Your task: Retype every entry in its entirety, without alteration.

===== Provided information

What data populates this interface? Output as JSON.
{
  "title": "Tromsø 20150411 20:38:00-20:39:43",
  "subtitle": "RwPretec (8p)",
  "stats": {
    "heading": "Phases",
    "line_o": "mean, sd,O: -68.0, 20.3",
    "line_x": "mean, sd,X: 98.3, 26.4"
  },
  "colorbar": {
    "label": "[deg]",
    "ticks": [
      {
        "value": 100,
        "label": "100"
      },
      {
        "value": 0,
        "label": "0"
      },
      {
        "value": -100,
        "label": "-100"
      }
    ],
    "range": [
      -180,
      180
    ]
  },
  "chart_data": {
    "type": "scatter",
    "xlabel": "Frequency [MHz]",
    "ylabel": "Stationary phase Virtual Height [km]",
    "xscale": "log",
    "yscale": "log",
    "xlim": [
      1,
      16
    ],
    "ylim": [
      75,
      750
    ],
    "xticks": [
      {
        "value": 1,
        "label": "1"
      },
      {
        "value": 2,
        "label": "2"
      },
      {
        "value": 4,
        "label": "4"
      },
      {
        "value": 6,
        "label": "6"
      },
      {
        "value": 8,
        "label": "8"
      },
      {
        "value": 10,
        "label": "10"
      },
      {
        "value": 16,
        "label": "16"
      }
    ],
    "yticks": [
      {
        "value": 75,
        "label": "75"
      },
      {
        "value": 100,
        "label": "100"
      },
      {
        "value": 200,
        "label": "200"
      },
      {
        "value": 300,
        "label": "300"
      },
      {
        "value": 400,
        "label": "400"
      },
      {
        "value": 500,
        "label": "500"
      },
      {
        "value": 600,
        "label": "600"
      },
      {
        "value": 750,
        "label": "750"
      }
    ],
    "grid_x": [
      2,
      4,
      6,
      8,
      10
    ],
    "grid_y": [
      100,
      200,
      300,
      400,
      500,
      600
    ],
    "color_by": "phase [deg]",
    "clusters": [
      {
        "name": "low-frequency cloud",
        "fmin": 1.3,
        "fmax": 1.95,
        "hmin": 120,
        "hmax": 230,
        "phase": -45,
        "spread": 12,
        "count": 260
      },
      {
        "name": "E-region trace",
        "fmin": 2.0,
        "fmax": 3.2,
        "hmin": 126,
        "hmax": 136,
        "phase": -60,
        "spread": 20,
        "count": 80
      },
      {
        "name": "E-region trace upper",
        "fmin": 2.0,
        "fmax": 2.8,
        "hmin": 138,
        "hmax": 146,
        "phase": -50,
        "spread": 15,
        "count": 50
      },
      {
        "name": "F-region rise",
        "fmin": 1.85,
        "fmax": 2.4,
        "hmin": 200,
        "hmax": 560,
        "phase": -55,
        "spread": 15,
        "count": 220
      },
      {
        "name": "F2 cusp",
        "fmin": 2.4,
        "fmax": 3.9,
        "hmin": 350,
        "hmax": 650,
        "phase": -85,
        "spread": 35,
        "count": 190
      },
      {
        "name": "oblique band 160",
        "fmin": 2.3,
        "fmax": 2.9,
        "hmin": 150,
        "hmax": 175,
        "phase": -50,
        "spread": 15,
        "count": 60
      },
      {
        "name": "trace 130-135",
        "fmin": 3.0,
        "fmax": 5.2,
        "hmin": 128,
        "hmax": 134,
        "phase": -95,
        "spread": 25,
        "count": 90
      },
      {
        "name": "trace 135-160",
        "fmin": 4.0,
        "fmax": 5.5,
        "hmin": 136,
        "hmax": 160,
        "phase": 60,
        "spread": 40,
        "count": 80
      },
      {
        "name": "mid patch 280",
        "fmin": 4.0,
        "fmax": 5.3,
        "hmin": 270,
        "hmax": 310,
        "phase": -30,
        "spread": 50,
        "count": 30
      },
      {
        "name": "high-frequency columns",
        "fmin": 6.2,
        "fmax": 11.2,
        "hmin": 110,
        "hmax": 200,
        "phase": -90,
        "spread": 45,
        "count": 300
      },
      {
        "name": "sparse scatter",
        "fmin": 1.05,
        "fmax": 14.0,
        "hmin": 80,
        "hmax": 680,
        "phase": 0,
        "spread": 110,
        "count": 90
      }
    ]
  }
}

==========

Final answer:
What data populates this interface? Output as JSON.
{
  "title": "Tromsø 20150411 20:38:00-20:39:43",
  "subtitle": "RwPretec (8p)",
  "stats": {
    "heading": "Phases",
    "line_o": "mean, sd,O: -68.0, 20.3",
    "line_x": "mean, sd,X: 98.3, 26.4"
  },
  "colorbar": {
    "label": "[deg]",
    "ticks": [
      {
        "value": 100,
        "label": "100"
      },
      {
        "value": 0,
        "label": "0"
      },
      {
        "value": -100,
        "label": "-100"
      }
    ],
    "range": [
      -180,
      180
    ]
  },
  "chart_data": {
    "type": "scatter",
    "xlabel": "Frequency [MHz]",
    "ylabel": "Stationary phase Virtual Height [km]",
    "xscale": "log",
    "yscale": "log",
    "xlim": [
      1,
      16
    ],
    "ylim": [
      75,
      750
    ],
    "xticks": [
      {
        "value": 1,
        "label": "1"
      },
      {
        "value": 2,
        "label": "2"
      },
      {
        "value": 4,
        "label": "4"
      },
      {
        "value": 6,
        "label": "6"
      },
      {
        "value": 8,
        "label": "8"
      },
      {
        "value": 10,
        "label": "10"
      },
      {
        "value": 16,
        "label": "16"
      }
    ],
    "yticks": [
      {
        "value": 75,
        "label": "75"
      },
      {
        "value": 100,
        "label": "100"
      },
      {
        "value": 200,
        "label": "200"
      },
      {
        "value": 300,
        "label": "300"
      },
      {
        "value": 400,
        "label": "400"
      },
      {
        "value": 500,
        "label": "500"
      },
      {
        "value": 600,
        "label": "600"
      },
      {
        "value": 750,
        "label": "750"
      }
    ],
    "grid_x": [
      2,
      4,
      6,
      8,
      10
    ],
    "grid_y": [
      100,
      200,
      300,
      400,
      500,
      600
    ],
    "color_by": "phase [deg]",
    "clusters": [
      {
        "name": "low-frequency cloud",
        "fmin": 1.3,
        "fmax": 1.95,
        "hmin": 120,
        "hmax": 230,
        "phase": -45,
        "spread": 12,
        "count": 260
      },
      {
        "name": "E-region trace",
        "fmin": 2.0,
        "fmax": 3.2,
        "hmin": 126,
        "hmax": 136,
        "phase": -60,
        "spread": 20,
        "count": 80
      },
      {
        "name": "E-region trace upper",
        "fmin": 2.0,
        "fmax": 2.8,
        "hmin": 138,
        "hmax": 146,
        "phase": -50,
        "spread": 15,
        "count": 50
      },
      {
        "name": "F-region rise",
        "fmin": 1.85,
        "fmax": 2.4,
        "hmin": 200,
        "hmax": 560,
        "phase": -55,
        "spread": 15,
        "count": 220
      },
      {
        "name": "F2 cusp",
        "fmin": 2.4,
        "fmax": 3.9,
        "hmin": 350,
        "hmax": 650,
        "phase": -85,
        "spread": 35,
        "count": 190
      },
      {
        "name": "oblique band 160",
        "fmin": 2.3,
        "fmax": 2.9,
        "hmin": 150,
        "hmax": 175,
        "phase": -50,
        "spread": 15,
        "count": 60
      },
      {
        "name": "trace 130-135",
        "fmin": 3.0,
        "fmax": 5.2,
        "hmin": 128,
        "hmax": 134,
        "phase": -95,
        "spread": 25,
        "count": 90
      },
      {
        "name": "trace 135-160",
        "fmin": 4.0,
        "fmax": 5.5,
        "hmin": 136,
        "hmax": 160,
        "phase": 60,
        "spread": 40,
        "count": 80
      },
      {
        "name": "mid patch 280",
        "fmin": 4.0,
        "fmax": 5.3,
        "hmin": 270,
        "hmax": 310,
        "phase": -30,
        "spread": 50,
        "count": 30
      },
      {
        "name": "high-frequency columns",
        "fmin": 6.2,
        "fmax": 11.2,
        "hmin": 110,
        "hmax": 200,
        "phase": -90,
        "spread": 45,
        "count": 300
      },
      {
        "name": "sparse scatter",
        "fmin": 1.05,
        "fmax": 14.0,
        "hmin": 80,
        "hmax": 680,
        "phase": 0,
        "spread": 110,
        "count": 90
      }
    ]
  }
}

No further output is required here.